(TASK DETAILS)
Return every record below exactly as written, but leave out the pictures.

(LISTING)

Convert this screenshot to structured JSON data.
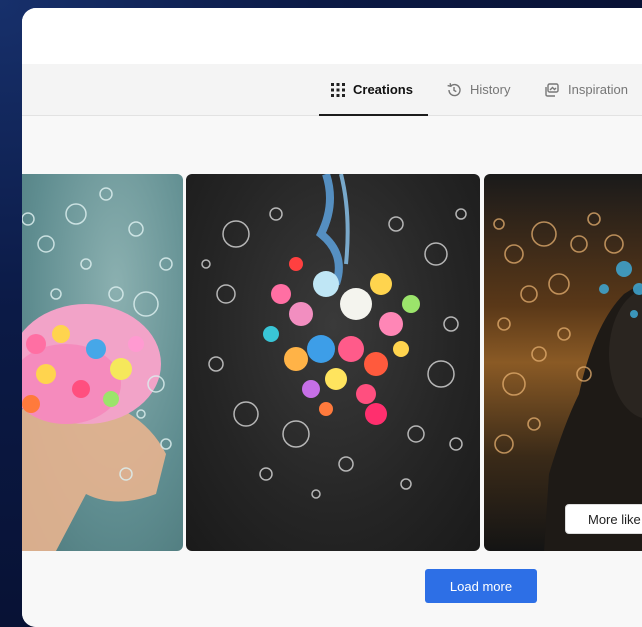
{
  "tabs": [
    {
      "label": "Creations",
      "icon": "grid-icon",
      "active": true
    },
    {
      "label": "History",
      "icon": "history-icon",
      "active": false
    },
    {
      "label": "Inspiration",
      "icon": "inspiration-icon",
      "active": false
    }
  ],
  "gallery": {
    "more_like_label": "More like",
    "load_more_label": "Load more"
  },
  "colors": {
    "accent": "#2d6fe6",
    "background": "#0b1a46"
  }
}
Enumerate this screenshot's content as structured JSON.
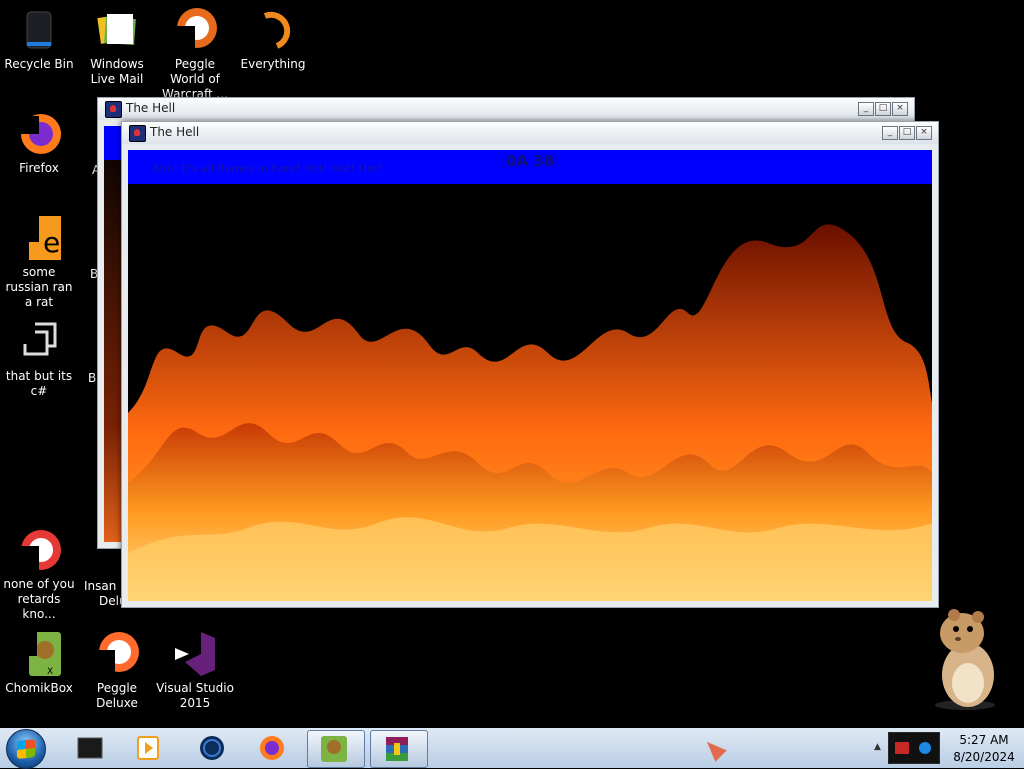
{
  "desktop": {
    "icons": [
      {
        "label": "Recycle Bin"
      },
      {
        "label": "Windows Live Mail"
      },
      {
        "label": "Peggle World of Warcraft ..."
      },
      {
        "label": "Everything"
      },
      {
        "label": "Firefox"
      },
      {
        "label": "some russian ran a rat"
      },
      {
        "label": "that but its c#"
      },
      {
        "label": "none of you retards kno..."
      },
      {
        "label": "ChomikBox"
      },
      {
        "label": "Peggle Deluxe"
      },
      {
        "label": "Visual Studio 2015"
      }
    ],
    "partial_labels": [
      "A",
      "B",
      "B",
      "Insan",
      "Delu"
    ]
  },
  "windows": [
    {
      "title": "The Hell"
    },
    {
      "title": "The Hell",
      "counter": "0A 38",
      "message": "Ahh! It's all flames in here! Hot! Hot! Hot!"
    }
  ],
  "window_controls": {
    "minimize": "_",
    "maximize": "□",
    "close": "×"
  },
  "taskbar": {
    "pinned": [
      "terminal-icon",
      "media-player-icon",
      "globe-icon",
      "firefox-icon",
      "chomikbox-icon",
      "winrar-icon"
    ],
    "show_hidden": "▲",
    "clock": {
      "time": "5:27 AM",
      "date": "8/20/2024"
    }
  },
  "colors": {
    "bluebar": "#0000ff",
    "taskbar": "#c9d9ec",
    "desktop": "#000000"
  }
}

(WRITTEN ANSWER)
Convert this screenshot to structured JSON data.
{
  "tabs": [
    {
      "label": "Creations",
      "icon": "grid-icon",
      "active": true
    },
    {
      "label": "History",
      "icon": "history-icon",
      "active": false
    },
    {
      "label": "Inspiration",
      "icon": "inspiration-icon",
      "active": false
    }
  ],
  "gallery": {
    "more_like_label": "More like",
    "load_more_label": "Load more"
  },
  "colors": {
    "accent": "#2d6fe6",
    "background": "#0b1a46"
  }
}
Enumerate this screenshot's content as structured JSON.
{
  "desktop": {
    "icons": [
      {
        "label": "Recycle Bin"
      },
      {
        "label": "Windows Live Mail"
      },
      {
        "label": "Peggle World of Warcraft ..."
      },
      {
        "label": "Everything"
      },
      {
        "label": "Firefox"
      },
      {
        "label": "some russian ran a rat"
      },
      {
        "label": "that but its c#"
      },
      {
        "label": "none of you retards kno..."
      },
      {
        "label": "ChomikBox"
      },
      {
        "label": "Peggle Deluxe"
      },
      {
        "label": "Visual Studio 2015"
      }
    ],
    "partial_labels": [
      "A",
      "B",
      "B",
      "Insan",
      "Delu"
    ]
  },
  "windows": [
    {
      "title": "The Hell"
    },
    {
      "title": "The Hell",
      "counter": "0A 38",
      "message": "Ahh! It's all flames in here! Hot! Hot! Hot!"
    }
  ],
  "window_controls": {
    "minimize": "_",
    "maximize": "□",
    "close": "×"
  },
  "taskbar": {
    "pinned": [
      "terminal-icon",
      "media-player-icon",
      "globe-icon",
      "firefox-icon",
      "chomikbox-icon",
      "winrar-icon"
    ],
    "show_hidden": "▲",
    "clock": {
      "time": "5:27 AM",
      "date": "8/20/2024"
    }
  },
  "colors": {
    "bluebar": "#0000ff",
    "taskbar": "#c9d9ec",
    "desktop": "#000000"
  }
}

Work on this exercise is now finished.